**INPUT MATERIAL**
====
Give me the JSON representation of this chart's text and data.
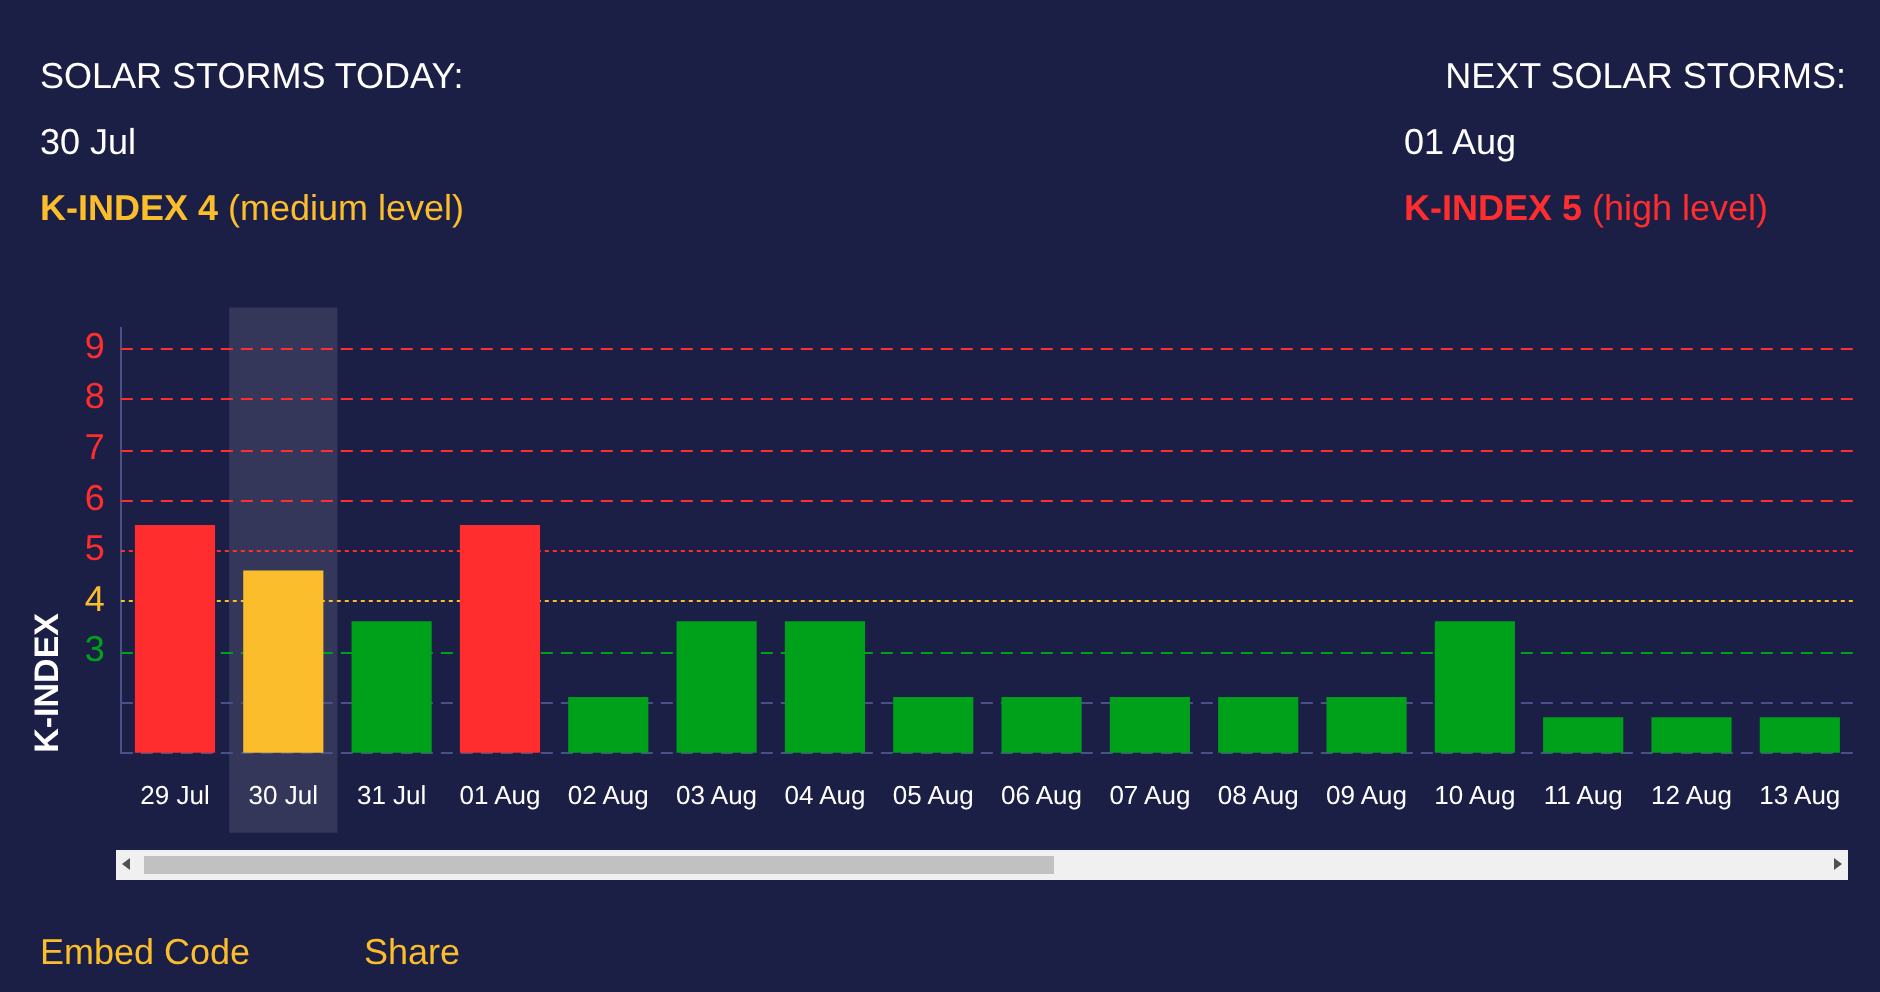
{
  "chart_data": {
    "type": "bar",
    "ylabel": "K-INDEX",
    "categories": [
      "29 Jul",
      "30 Jul",
      "31 Jul",
      "01 Aug",
      "02 Aug",
      "03 Aug",
      "04 Aug",
      "05 Aug",
      "06 Aug",
      "07 Aug",
      "08 Aug",
      "09 Aug",
      "10 Aug",
      "11 Aug",
      "12 Aug",
      "13 Aug"
    ],
    "values": [
      5.5,
      4.6,
      3.6,
      5.5,
      2.1,
      3.6,
      3.6,
      2.1,
      2.1,
      2.1,
      2.1,
      2.1,
      3.6,
      1.7,
      1.7,
      1.7
    ],
    "colors": [
      "#ff2d2d",
      "#fbbd2c",
      "#00a11a",
      "#ff2d2d",
      "#00a11a",
      "#00a11a",
      "#00a11a",
      "#00a11a",
      "#00a11a",
      "#00a11a",
      "#00a11a",
      "#00a11a",
      "#00a11a",
      "#00a11a",
      "#00a11a",
      "#00a11a"
    ],
    "ylim": [
      1,
      9.4
    ],
    "yticks": [
      3,
      4,
      5,
      6,
      7,
      8,
      9
    ],
    "grid": false,
    "legend": false,
    "ref_lines": [
      {
        "axis": "y",
        "value": 1,
        "color": "#4a5088",
        "line_style": "dashed"
      },
      {
        "axis": "y",
        "value": 2,
        "color": "#4a5088",
        "line_style": "dashed"
      },
      {
        "axis": "y",
        "value": 3,
        "color": "#00a11a",
        "line_style": "dashed"
      },
      {
        "axis": "y",
        "value": 4,
        "color": "#fbbd2c",
        "line_style": "dotted"
      },
      {
        "axis": "y",
        "value": 5,
        "color": "#ff2d2d",
        "line_style": "dotted"
      },
      {
        "axis": "y",
        "value": 6,
        "color": "#ff2d2d",
        "line_style": "dashed"
      },
      {
        "axis": "y",
        "value": 7,
        "color": "#ff2d2d",
        "line_style": "dashed"
      },
      {
        "axis": "y",
        "value": 8,
        "color": "#ff2d2d",
        "line_style": "dashed"
      },
      {
        "axis": "y",
        "value": 9,
        "color": "#ff2d2d",
        "line_style": "dashed"
      }
    ],
    "bands": [
      {
        "axis": "x",
        "from": "30 Jul",
        "to": "30 Jul",
        "color": "#34375a"
      }
    ],
    "annotations": [
      "SOLAR STORMS TODAY:",
      "30 Jul",
      "K-INDEX 4",
      "(medium level)",
      "NEXT SOLAR STORMS:",
      "01 Aug",
      "K-INDEX 5",
      "(high level)",
      "Embed Code",
      "Share"
    ]
  }
}
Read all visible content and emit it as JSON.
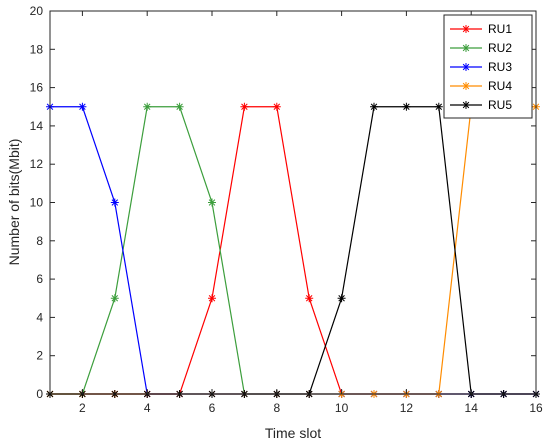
{
  "chart_data": {
    "type": "line",
    "xlabel": "Time slot",
    "ylabel": "Number of bits(Mbit)",
    "xlim": [
      1,
      16
    ],
    "ylim": [
      0,
      20
    ],
    "xticks": [
      2,
      4,
      6,
      8,
      10,
      12,
      14,
      16
    ],
    "yticks": [
      0,
      2,
      4,
      6,
      8,
      10,
      12,
      14,
      16,
      18,
      20
    ],
    "grid": false,
    "legend_position": "top-right",
    "marker": "asterisk",
    "x": [
      1,
      2,
      3,
      4,
      5,
      6,
      7,
      8,
      9,
      10,
      11,
      12,
      13,
      14,
      15,
      16
    ],
    "series": [
      {
        "name": "RU1",
        "color": "#ff0000",
        "values": [
          0,
          0,
          0,
          0,
          0,
          5,
          15,
          15,
          5,
          0,
          0,
          0,
          0,
          0,
          0,
          0
        ]
      },
      {
        "name": "RU2",
        "color": "#3c9e3c",
        "values": [
          0,
          0,
          5,
          15,
          15,
          10,
          0,
          0,
          0,
          0,
          0,
          0,
          0,
          0,
          0,
          0
        ]
      },
      {
        "name": "RU3",
        "color": "#0000ff",
        "values": [
          15,
          15,
          10,
          0,
          0,
          0,
          0,
          0,
          0,
          0,
          0,
          0,
          0,
          0,
          0,
          0
        ]
      },
      {
        "name": "RU4",
        "color": "#ff8c00",
        "values": [
          0,
          0,
          0,
          0,
          0,
          0,
          0,
          0,
          0,
          0,
          0,
          0,
          0,
          15,
          15,
          15
        ]
      },
      {
        "name": "RU5",
        "color": "#000000",
        "values": [
          0,
          0,
          0,
          0,
          0,
          0,
          0,
          0,
          0,
          5,
          15,
          15,
          15,
          0,
          0,
          0
        ]
      }
    ]
  }
}
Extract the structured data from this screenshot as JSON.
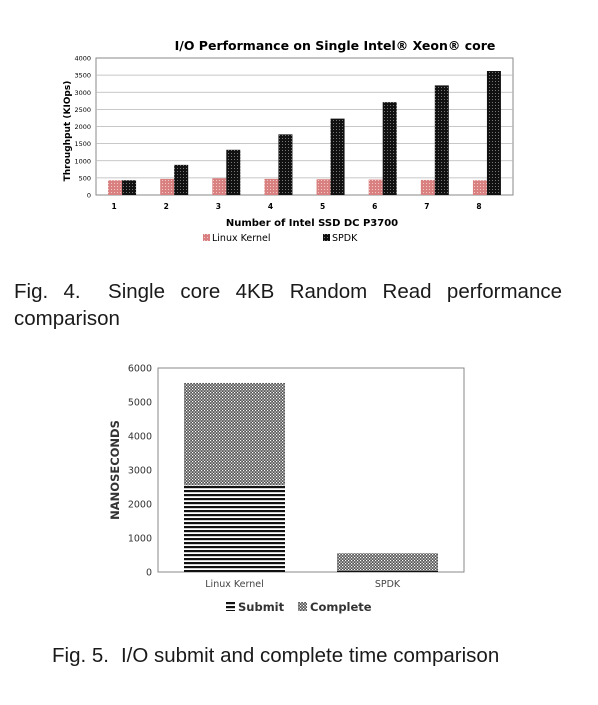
{
  "chart_data": [
    {
      "type": "bar",
      "title": "I/O Performance on Single Intel® Xeon® core",
      "xlabel": "Number of Intel SSD DC P3700",
      "ylabel": "Throughput (KIOps)",
      "ylim": [
        0,
        4000
      ],
      "yticks": [
        "0",
        "500",
        "1000",
        "1500",
        "2000",
        "2500",
        "3000",
        "3500",
        "4000"
      ],
      "categories": [
        "1",
        "2",
        "3",
        "4",
        "5",
        "6",
        "7",
        "8"
      ],
      "series": [
        {
          "name": "Linux Kernel",
          "color": "#d98080",
          "values": [
            430,
            470,
            490,
            470,
            460,
            450,
            440,
            430
          ]
        },
        {
          "name": "SPDK",
          "color": "#111111",
          "values": [
            430,
            880,
            1320,
            1770,
            2230,
            2710,
            3200,
            3620
          ]
        }
      ],
      "grid": true,
      "legend": "bottom"
    },
    {
      "type": "bar",
      "stacked": true,
      "ylabel": "NANOSECONDS",
      "ylim": [
        0,
        6000
      ],
      "yticks": [
        "0",
        "1000",
        "2000",
        "3000",
        "4000",
        "5000",
        "6000"
      ],
      "categories": [
        "Linux Kernel",
        "SPDK"
      ],
      "series": [
        {
          "name": "Submit",
          "values": [
            2550,
            30
          ]
        },
        {
          "name": "Complete",
          "values": [
            3010,
            520
          ]
        }
      ],
      "grid": false,
      "legend": "bottom"
    }
  ],
  "captions": {
    "fig4_number": "Fig. 4.",
    "fig4_text": "Single core 4KB Random Read performance comparison",
    "fig5_number": "Fig. 5.",
    "fig5_text": "I/O submit and complete time comparison"
  }
}
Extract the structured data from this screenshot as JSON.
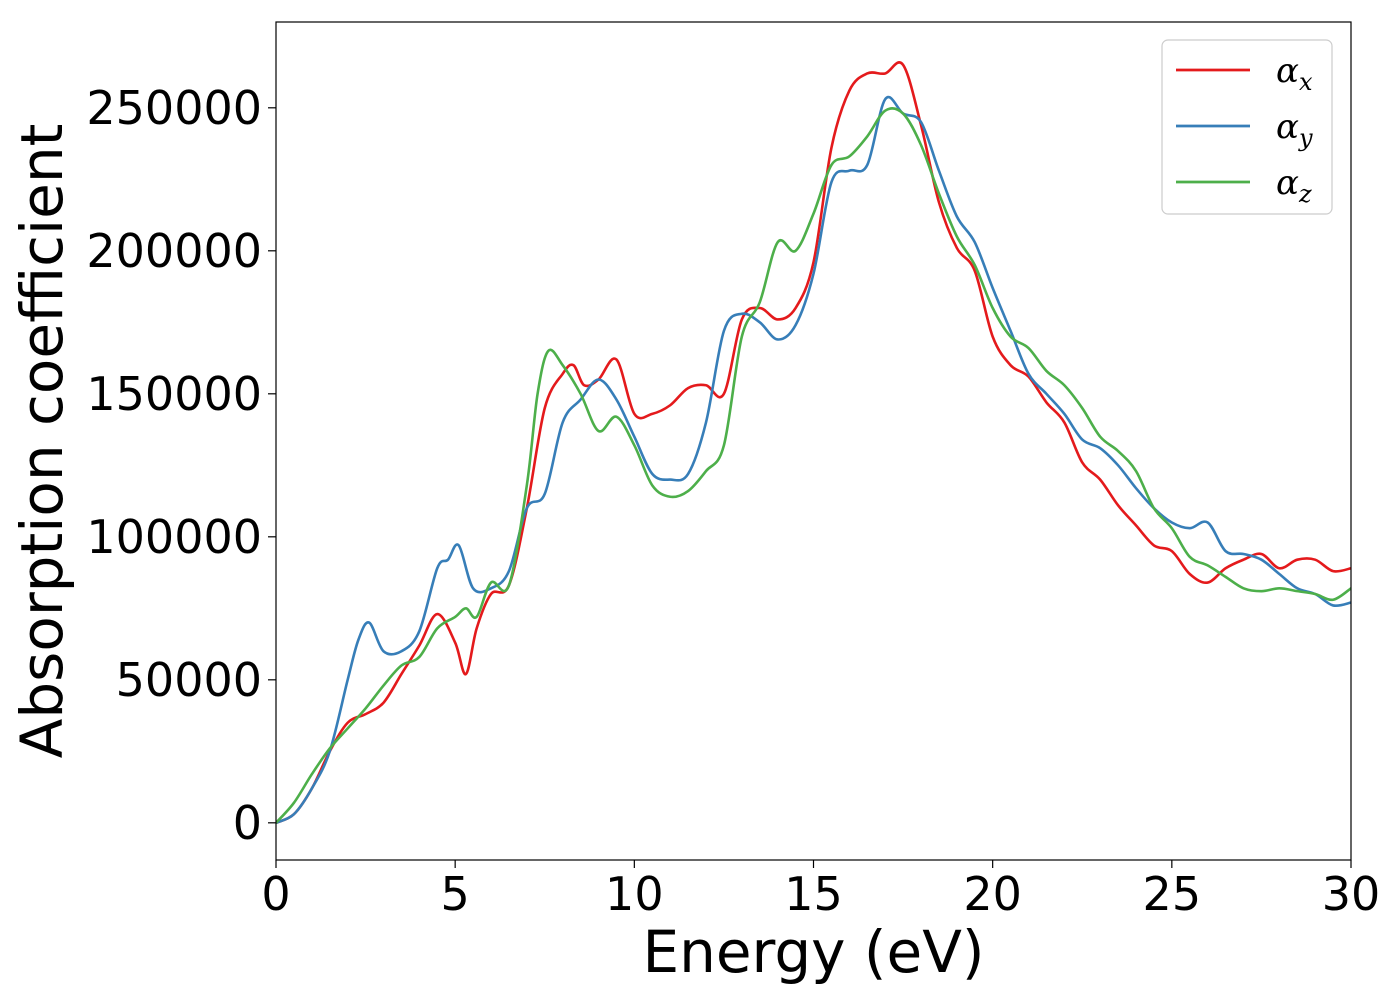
{
  "chart_data": {
    "type": "line",
    "xlabel": "Energy (eV)",
    "ylabel": "Absorption coefficient",
    "xlim": [
      0,
      30
    ],
    "ylim": [
      -13000,
      280000
    ],
    "xticks": [
      0,
      5,
      10,
      15,
      20,
      25,
      30
    ],
    "xtick_labels": [
      "0",
      "5",
      "10",
      "15",
      "20",
      "25",
      "30"
    ],
    "yticks": [
      0,
      50000,
      100000,
      150000,
      200000,
      250000
    ],
    "ytick_labels": [
      "0",
      "50000",
      "100000",
      "150000",
      "200000",
      "250000"
    ],
    "grid": false,
    "legend_position": "top-right",
    "series": [
      {
        "name": "α",
        "subscript": "x",
        "color": "#e41a1c",
        "x": [
          0,
          0.5,
          1.0,
          1.5,
          2.0,
          2.5,
          3.0,
          3.5,
          4.0,
          4.5,
          5.0,
          5.3,
          5.6,
          6.0,
          6.5,
          7.0,
          7.5,
          8.0,
          8.3,
          8.6,
          9.0,
          9.5,
          10.0,
          10.5,
          11.0,
          11.5,
          12.0,
          12.5,
          13.0,
          13.5,
          14.0,
          14.5,
          15.0,
          15.5,
          16.0,
          16.5,
          17.0,
          17.5,
          18.0,
          18.5,
          19.0,
          19.5,
          20.0,
          20.5,
          21.0,
          21.5,
          22.0,
          22.5,
          23.0,
          23.5,
          24.0,
          24.5,
          25.0,
          25.5,
          26.0,
          26.5,
          27.0,
          27.5,
          28.0,
          28.5,
          29.0,
          29.5,
          30.0
        ],
        "values": [
          0,
          3000,
          12000,
          25000,
          35000,
          38000,
          42000,
          52000,
          62000,
          73000,
          63000,
          52000,
          68000,
          80000,
          83000,
          110000,
          145000,
          157000,
          160000,
          153000,
          155000,
          162000,
          143000,
          143000,
          146000,
          152000,
          153000,
          150000,
          176000,
          180000,
          176000,
          180000,
          196000,
          236000,
          256000,
          262000,
          262000,
          265000,
          244000,
          217000,
          201000,
          193000,
          170000,
          160000,
          156000,
          147000,
          140000,
          126000,
          120000,
          111000,
          104000,
          97000,
          95000,
          87000,
          84000,
          89000,
          92000,
          94000,
          89000,
          92000,
          92000,
          88000,
          89000
        ]
      },
      {
        "name": "α",
        "subscript": "y",
        "color": "#377eb8",
        "x": [
          0,
          0.5,
          1.0,
          1.5,
          2.0,
          2.3,
          2.6,
          3.0,
          3.5,
          4.0,
          4.5,
          4.8,
          5.1,
          5.5,
          6.0,
          6.5,
          7.0,
          7.5,
          8.0,
          8.5,
          9.0,
          9.5,
          10.0,
          10.5,
          11.0,
          11.5,
          12.0,
          12.5,
          13.0,
          13.5,
          14.0,
          14.5,
          15.0,
          15.5,
          16.0,
          16.5,
          17.0,
          17.5,
          18.0,
          18.5,
          19.0,
          19.5,
          20.0,
          20.5,
          21.0,
          21.5,
          22.0,
          22.5,
          23.0,
          23.5,
          24.0,
          24.5,
          25.0,
          25.5,
          26.0,
          26.5,
          27.0,
          27.5,
          28.0,
          28.5,
          29.0,
          29.5,
          30.0
        ],
        "values": [
          0,
          3000,
          12000,
          25000,
          50000,
          64000,
          70000,
          60000,
          60000,
          67000,
          89000,
          92000,
          97000,
          82000,
          82000,
          88000,
          110000,
          115000,
          140000,
          148000,
          155000,
          148000,
          135000,
          122000,
          120000,
          122000,
          140000,
          172000,
          178000,
          175000,
          169000,
          174000,
          192000,
          224000,
          228000,
          230000,
          253000,
          248000,
          245000,
          228000,
          212000,
          203000,
          187000,
          172000,
          157000,
          150000,
          143000,
          134000,
          131000,
          125000,
          117000,
          110000,
          105000,
          103000,
          105000,
          95000,
          94000,
          92000,
          87000,
          82000,
          80000,
          76000,
          77000
        ]
      },
      {
        "name": "α",
        "subscript": "z",
        "color": "#4daf4a",
        "x": [
          0,
          0.5,
          1.0,
          1.5,
          2.0,
          2.5,
          3.0,
          3.5,
          4.0,
          4.5,
          5.0,
          5.3,
          5.6,
          6.0,
          6.5,
          7.0,
          7.3,
          7.6,
          8.0,
          8.5,
          9.0,
          9.5,
          10.0,
          10.5,
          11.0,
          11.5,
          12.0,
          12.5,
          13.0,
          13.5,
          14.0,
          14.5,
          15.0,
          15.5,
          16.0,
          16.5,
          17.0,
          17.5,
          18.0,
          18.5,
          19.0,
          19.5,
          20.0,
          20.5,
          21.0,
          21.5,
          22.0,
          22.5,
          23.0,
          23.5,
          24.0,
          24.5,
          25.0,
          25.5,
          26.0,
          26.5,
          27.0,
          27.5,
          28.0,
          28.5,
          29.0,
          29.5,
          30.0
        ],
        "values": [
          0,
          7000,
          17000,
          26000,
          33000,
          40000,
          48000,
          55000,
          58000,
          68000,
          72000,
          75000,
          72000,
          84000,
          83000,
          118000,
          150000,
          165000,
          160000,
          150000,
          137000,
          142000,
          132000,
          118000,
          114000,
          116000,
          123000,
          132000,
          170000,
          182000,
          203000,
          200000,
          213000,
          230000,
          233000,
          240000,
          249000,
          248000,
          237000,
          220000,
          205000,
          195000,
          180000,
          170000,
          166000,
          158000,
          153000,
          145000,
          135000,
          130000,
          123000,
          110000,
          103000,
          93000,
          90000,
          86000,
          82000,
          81000,
          82000,
          81000,
          80000,
          78000,
          82000
        ]
      }
    ]
  }
}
====
**THE EXERCISE**
Search the entries for the word "Read" and gather every line where it appears.

**EXERCISE OUTPUT**
Read all visible content and emit it as JSON.
    "fig4_text": "Single core 4KB Random Read performance comparison",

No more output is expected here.